→ **PROBLEM REQUIREMENTS**:
Filter the records below and copy every line containing the word "низу".
= = =
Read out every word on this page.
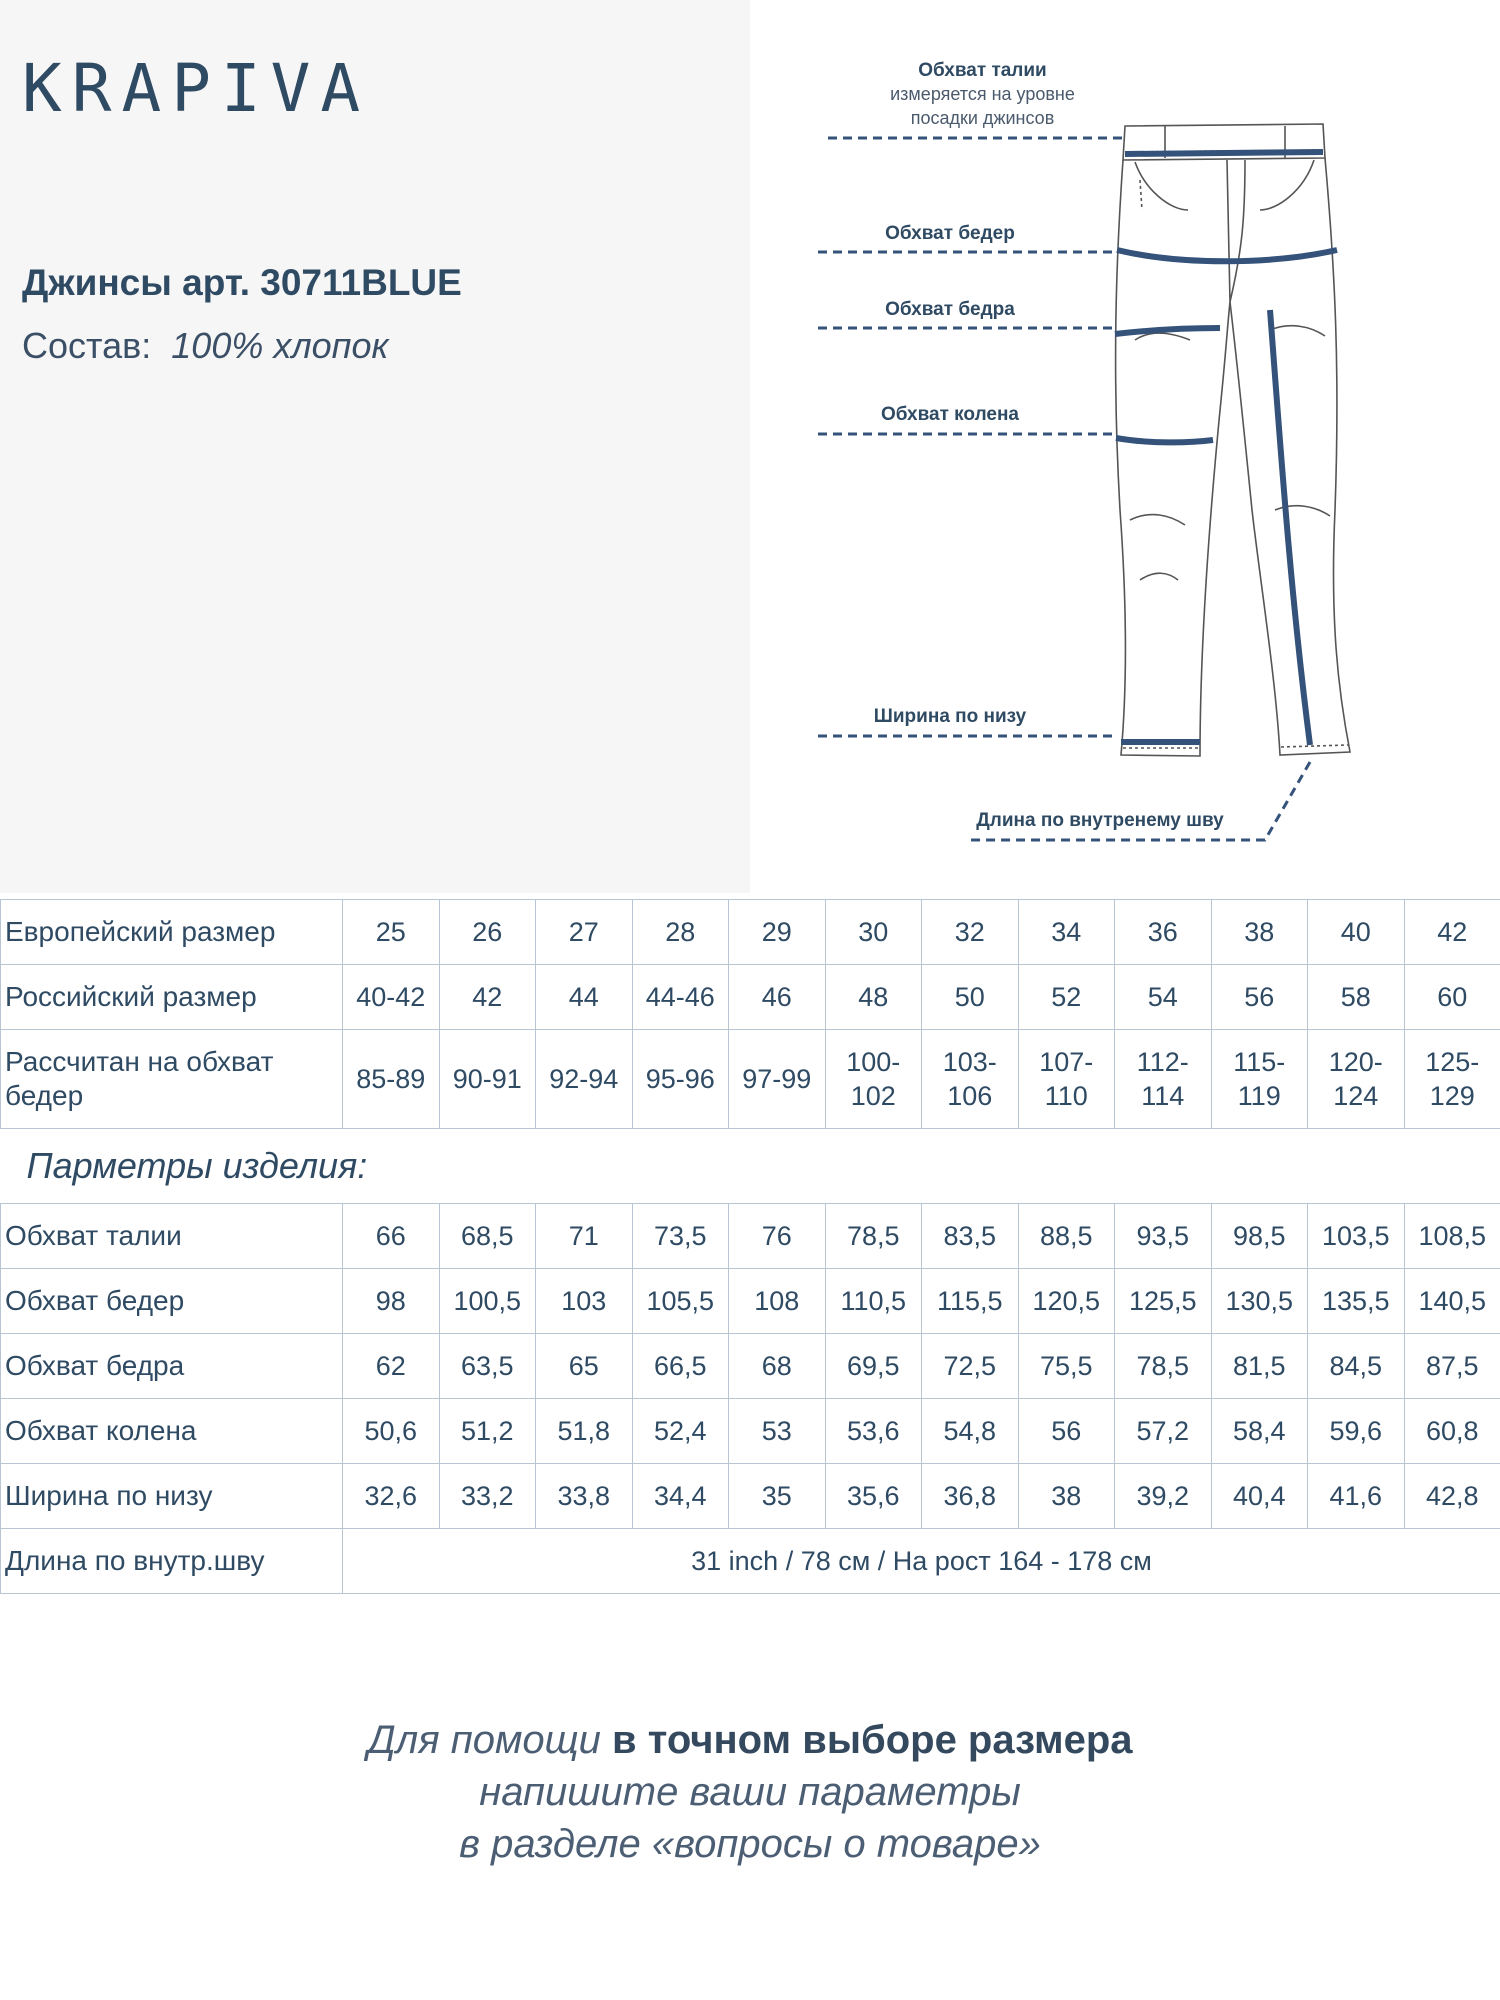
KRAPIVA
Джинсы арт. 30711BLUE
Состав: 100% хлопок
Обхват талии
измеряется на уровне
посадки джинсов
Обхват бедер
Обхват бедра
Обхват колена
Ширина по низу
Длина по внутренему шву
Европейский размер	25	26	27	28	29	30	32	34	36	38	40	42
Российский размер	40-42	42	44	44-46	46	48	50	52	54	56	58	60
Рассчитан на обхват бедер	85-89	90-91	92-94	95-96	97-99	100-102	103-106	107-110	112-114	115-119	120-124	125-129
Парметры изделия:												
Обхват талии	66	68,5	71	73,5	76	78,5	83,5	88,5	93,5	98,5	103,5	108,5
Обхват бедер	98	100,5	103	105,5	108	110,5	115,5	120,5	125,5	130,5	135,5	140,5
Обхват бедра	62	63,5	65	66,5	68	69,5	72,5	75,5	78,5	81,5	84,5	87,5
Обхват колена	50,6	51,2	51,8	52,4	53	53,6	54,8	56	57,2	58,4	59,6	60,8
Ширина по низу	32,6	33,2	33,8	34,4	35	35,6	36,8	38	39,2	40,4	41,6	42,8
Длина по внутр.шву	31 inch / 78 см / На рост 164 - 178 см											
Для помощи в точном выборе размера
напишите ваши параметры
в разделе «вопросы о товаре»
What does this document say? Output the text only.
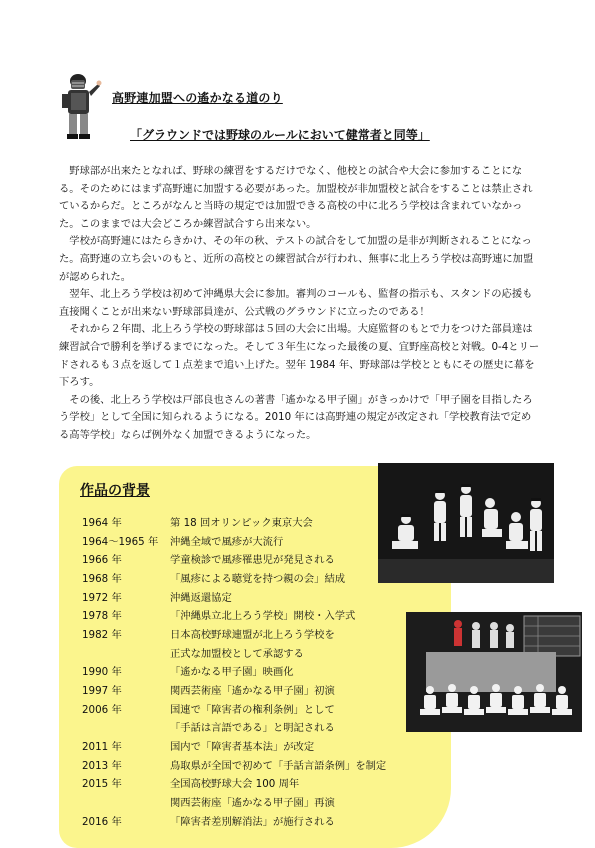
高野連加盟への遙かなる道のり
「グラウンドでは野球のルールにおいて健常者と同等」

野球部が出来たとなれば、野球の練習をするだけでなく、他校との試合や大会に参加することになる。そのためにはまず高野連に加盟する必要があった。加盟校が非加盟校と試合をすることは禁止されているからだ。ところがなんと当時の規定では加盟できる高校の中に北ろう学校は含まれていなかった。このままでは大会どころか練習試合すら出来ない。

学校が高野連にはたらきかけ、その年の秋、テストの試合をして加盟の是非が判断されることになった。高野連の立ち会いのもと、近所の高校との練習試合が行われ、無事に北上ろう学校は高野連に加盟が認められた。

翌年、北上ろう学校は初めて沖縄県大会に参加。審判のコールも、監督の指示も、スタンドの応援も直接聞くことが出来ない野球部員達が、公式戦のグラウンドに立ったのである！

それから２年間、北上ろう学校の野球部は５回の大会に出場。大庭監督のもとで力をつけた部員達は練習試合で勝利を挙げるまでになった。そして３年生になった最後の夏、宜野座高校と対戦。0-4とリードされるも３点を返して１点差まで追い上げた。翌年 1984 年、野球部は学校とともにその歴史に幕を下ろす。

その後、北上ろう学校は戸部良也さんの著書「遙かなる甲子園」がきっかけで「甲子園を目指したろう学校」として全国に知られるようになる。2010 年には高野連の規定が改定され「学校教育法で定める高等学校」ならば例外なく加盟できるようになった。

作品の背景
1964 年	第 18 回オリンピック東京大会
1964〜1965 年	沖縄全域で風疹が大流行
1966 年	学童検診で風疹罹患児が発見される
1968 年	「風疹による聴覚を持つ親の会」結成
1972 年	沖縄返還協定
1978 年	「沖縄県立北上ろう学校」開校・入学式
1982 年	日本高校野球連盟が北上ろう学校を
正式な加盟校として承認する
1990 年	「遙かなる甲子園」映画化
1997 年	関西芸術座「遙かなる甲子園」初演
2006 年	国連で「障害者の権利条例」として
「手話は言語である」と明記される
2011 年	国内で「障害者基本法」が改定
2013 年	鳥取県が全国で初めて「手話言語条例」を制定
2015 年	全国高校野球大会 100 周年
関西芸術座「遙かなる甲子園」再演
2016 年	「障害者差別解消法」が施行される
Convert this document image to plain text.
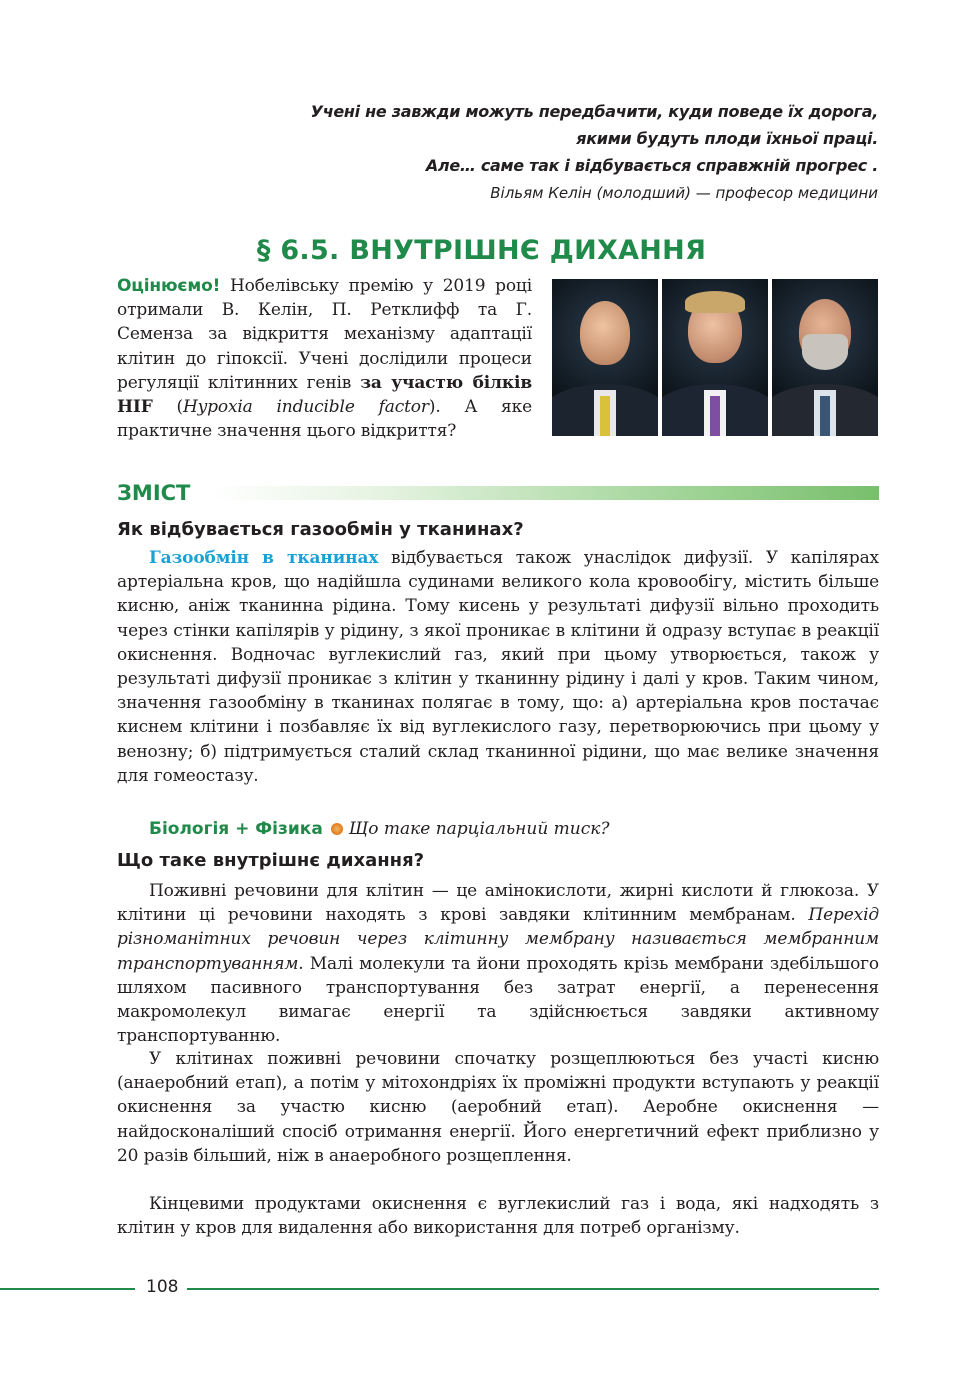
Учені не завжди можуть передбачити, куди поведе їх дорога,
якими будуть плоди їхньої праці.
Але… саме так і відбувається справжній прогрес .
Вільям Келін (молодший) — професор медицини
§ 6.5. ВНУТРІШНЄ ДИХАННЯ
Оцінюємо! Нобелівську премію у 2019 році отримали В. Келін, П. Ретклифф та Г. Семенза за відкриття механізму адаптації клітин до гіпоксії. Учені дослідили процеси регуляції клітинних генів за участю білків HIF (Hypoxia inducible factor). А яке практичне значення цього відкриття?
ЗМІСТ
Як відбувається газообмін у тканинах?
Газообмін в тканинах відбувається також унаслідок дифузії. У капілярах артеріальна кров, що надійшла судинами великого кола кровообігу, містить більше кисню, аніж тканинна рідина. Тому кисень у результаті дифузії вільно проходить через стінки капілярів у рідину, з якої проникає в клітини й одразу вступає в реакції окиснення. Водночас вуглекислий газ, який при цьому утворюється, також у результаті дифузії проникає з клітин у тканинну рідину і далі у кров. Таким чином, значення газообміну в тканинах полягає в тому, що: а) артеріальна кров постачає киснем клітини і позбавляє їх від вуглекислого газу, перетворюючись при цьому у венозну; б) підтримується сталий склад тканинної рідини, що має велике значення для гомеостазу.
Біологія + Фізика Що таке парціальний тиск?
Що таке внутрішнє дихання?
Поживні речовини для клітин — це амінокислоти, жирні кислоти й глюкоза. У клітини ці речовини находять з крові завдяки клітинним мембранам. Перехід різноманітних речовин через клітинну мембрану називається мембранним транспортуванням. Малі молекули та йони проходять крізь мембрани здебільшого шляхом пасивного транспортування без затрат енергії, а перенесення макромолекул вимагає енергії та здійснюється завдяки активному транспортуванню.
У клітинах поживні речовини спочатку розщеплюються без участі кисню (анаеробний етап), а потім у мітохондріях їх проміжні продукти вступають у реакції окиснення за участю кисню (аеробний етап). Аеробне окиснення — найдосконаліший спосіб отримання енергії. Його енергетичний ефект приблизно у 20 разів більший, ніж в анаеробного розщеплення.
Кінцевими продуктами окиснення є вуглекислий газ і вода, які надходять з клітин у кров для видалення або використання для потреб організму.
108
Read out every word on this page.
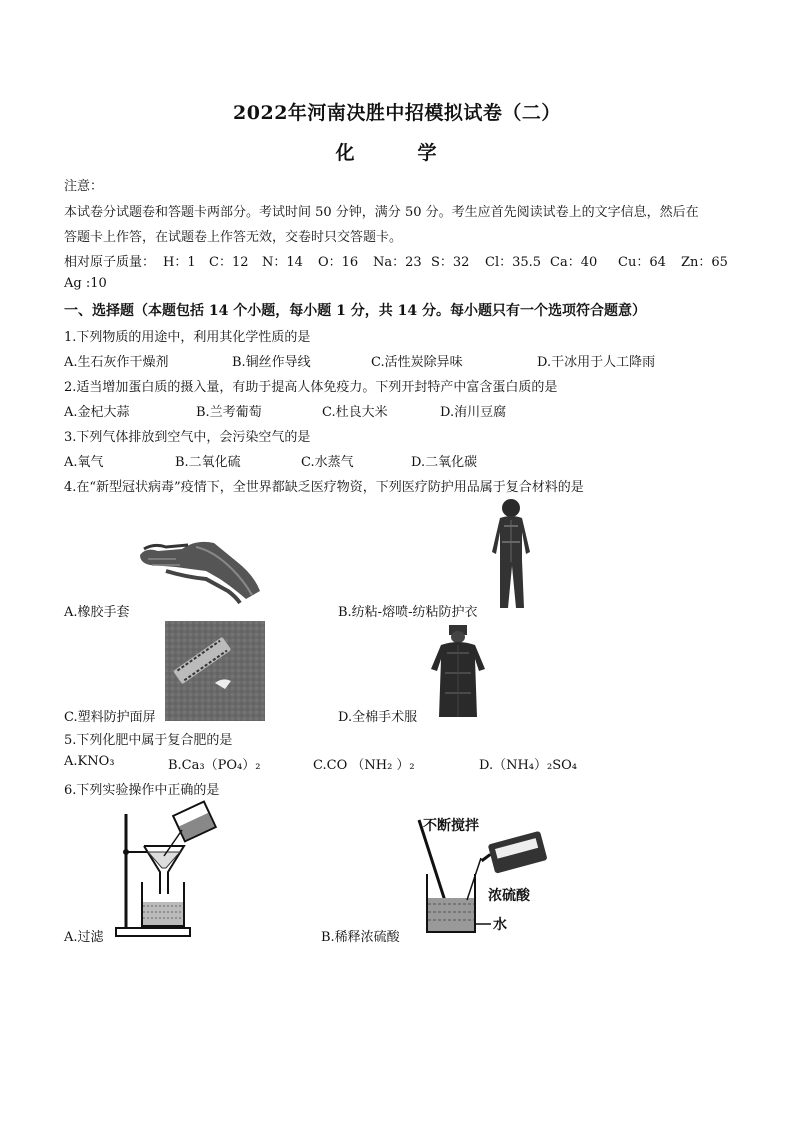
2022年河南决胜中招模拟试卷（二）
化　学
注意：
本试卷分试题卷和答题卡两部分。考试时间 50 分钟，满分 50 分。考生应首先阅读试卷上的文字信息，然后在
答题卡上作答，在试题卷上作答无效，交卷时只交答题卡。
相对原子质量： H：1 C：12 N：14 O：16 Na：23 S：32 Cl：35.5 Ca：40 Cu：64 Zn：65
Ag :10
一、选择题（本题包括 14 个小题，每小题 1 分，共 14 分。每小题只有一个选项符合题意）
1.下列物质的用途中，利用其化学性质的是
A.生石灰作干燥剂	B.铜丝作导线	C.活性炭除异味	D.干冰用于人工降雨
2.适当增加蛋白质的摄入量，有助于提高人体免疫力。下列开封特产中富含蛋白质的是
A.金杞大蒜	B.兰考葡萄	C.杜良大米	D.洧川豆腐
3.下列气体排放到空气中，会污染空气的是
A.氧气	B.二氧化硫	C.水蒸气	D.二氧化碳
4.在“新型冠状病毒”疫情下，全世界都缺乏医疗物资，下列医疗防护用品属于复合材料的是
A.橡胶手套	B.纺粘-熔喷-纺粘防护衣
C.塑料防护面屏	D.全棉手术服
5.下列化肥中属于复合肥的是
A.KNO₃	B.Ca₃（PO₄）₂	C.CO （NH₂ ）₂	D.（NH₄）₂SO₄
6.下列实验操作中正确的是
A.过滤
不断搅拌
浓硫酸
水
B.稀释浓硫酸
= = =
→ **EXERCISE RESULT**:
Ширина по низу
Ширина по низу	32,6	33,2	33,8	34,4	35	35,6	36,8	38	39,2	40,4	41,6	42,8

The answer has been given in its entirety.